■ **YOUR OBJECTIVE**
Among the lines below, how many carry the string "Windows"? Reply with a number and nothing else.

─── MATERIAL FOR THE TASK

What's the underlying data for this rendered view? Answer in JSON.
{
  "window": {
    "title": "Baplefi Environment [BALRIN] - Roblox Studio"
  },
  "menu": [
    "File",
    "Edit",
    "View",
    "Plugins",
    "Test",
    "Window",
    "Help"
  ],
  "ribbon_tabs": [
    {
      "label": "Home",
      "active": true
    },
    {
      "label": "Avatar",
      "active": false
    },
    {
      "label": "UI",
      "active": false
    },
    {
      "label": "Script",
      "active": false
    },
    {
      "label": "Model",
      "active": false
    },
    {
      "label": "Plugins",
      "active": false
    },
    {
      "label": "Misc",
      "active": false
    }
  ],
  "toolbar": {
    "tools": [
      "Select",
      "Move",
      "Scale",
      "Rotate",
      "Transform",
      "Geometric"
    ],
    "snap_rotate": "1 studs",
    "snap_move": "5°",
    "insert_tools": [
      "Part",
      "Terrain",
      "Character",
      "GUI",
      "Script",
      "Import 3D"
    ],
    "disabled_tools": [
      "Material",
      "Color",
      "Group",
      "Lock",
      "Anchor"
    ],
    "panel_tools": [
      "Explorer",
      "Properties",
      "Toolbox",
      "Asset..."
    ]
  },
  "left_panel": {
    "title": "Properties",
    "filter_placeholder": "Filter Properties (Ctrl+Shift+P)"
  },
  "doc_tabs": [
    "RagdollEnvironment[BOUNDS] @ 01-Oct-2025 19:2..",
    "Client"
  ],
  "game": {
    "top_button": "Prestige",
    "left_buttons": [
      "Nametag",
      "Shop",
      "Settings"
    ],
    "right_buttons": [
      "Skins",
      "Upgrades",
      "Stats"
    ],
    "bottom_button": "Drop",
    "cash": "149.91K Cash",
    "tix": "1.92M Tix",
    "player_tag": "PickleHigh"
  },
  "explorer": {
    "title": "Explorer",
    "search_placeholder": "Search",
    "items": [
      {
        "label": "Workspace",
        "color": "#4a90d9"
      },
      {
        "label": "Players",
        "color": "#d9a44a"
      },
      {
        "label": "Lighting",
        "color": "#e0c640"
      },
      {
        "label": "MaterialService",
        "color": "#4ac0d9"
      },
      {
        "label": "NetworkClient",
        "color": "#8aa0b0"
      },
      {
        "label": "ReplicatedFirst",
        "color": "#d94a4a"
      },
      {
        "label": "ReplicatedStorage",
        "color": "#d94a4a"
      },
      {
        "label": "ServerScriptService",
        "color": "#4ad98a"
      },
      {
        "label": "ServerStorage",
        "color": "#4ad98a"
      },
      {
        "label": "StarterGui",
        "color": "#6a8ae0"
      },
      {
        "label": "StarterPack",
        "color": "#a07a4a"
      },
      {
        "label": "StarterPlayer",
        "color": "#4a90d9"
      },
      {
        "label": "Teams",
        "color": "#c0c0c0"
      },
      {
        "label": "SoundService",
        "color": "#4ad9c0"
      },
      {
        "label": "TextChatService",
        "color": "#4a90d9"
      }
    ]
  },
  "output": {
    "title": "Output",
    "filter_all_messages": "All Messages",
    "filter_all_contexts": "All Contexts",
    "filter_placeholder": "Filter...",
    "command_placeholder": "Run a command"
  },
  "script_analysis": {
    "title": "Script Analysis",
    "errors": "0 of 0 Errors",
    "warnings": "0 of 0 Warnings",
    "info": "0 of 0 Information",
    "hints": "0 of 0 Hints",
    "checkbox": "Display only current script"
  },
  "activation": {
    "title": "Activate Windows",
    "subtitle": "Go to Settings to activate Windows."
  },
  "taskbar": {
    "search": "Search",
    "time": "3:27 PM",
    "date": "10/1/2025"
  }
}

──────

■ **WORKED SOLUTION**
2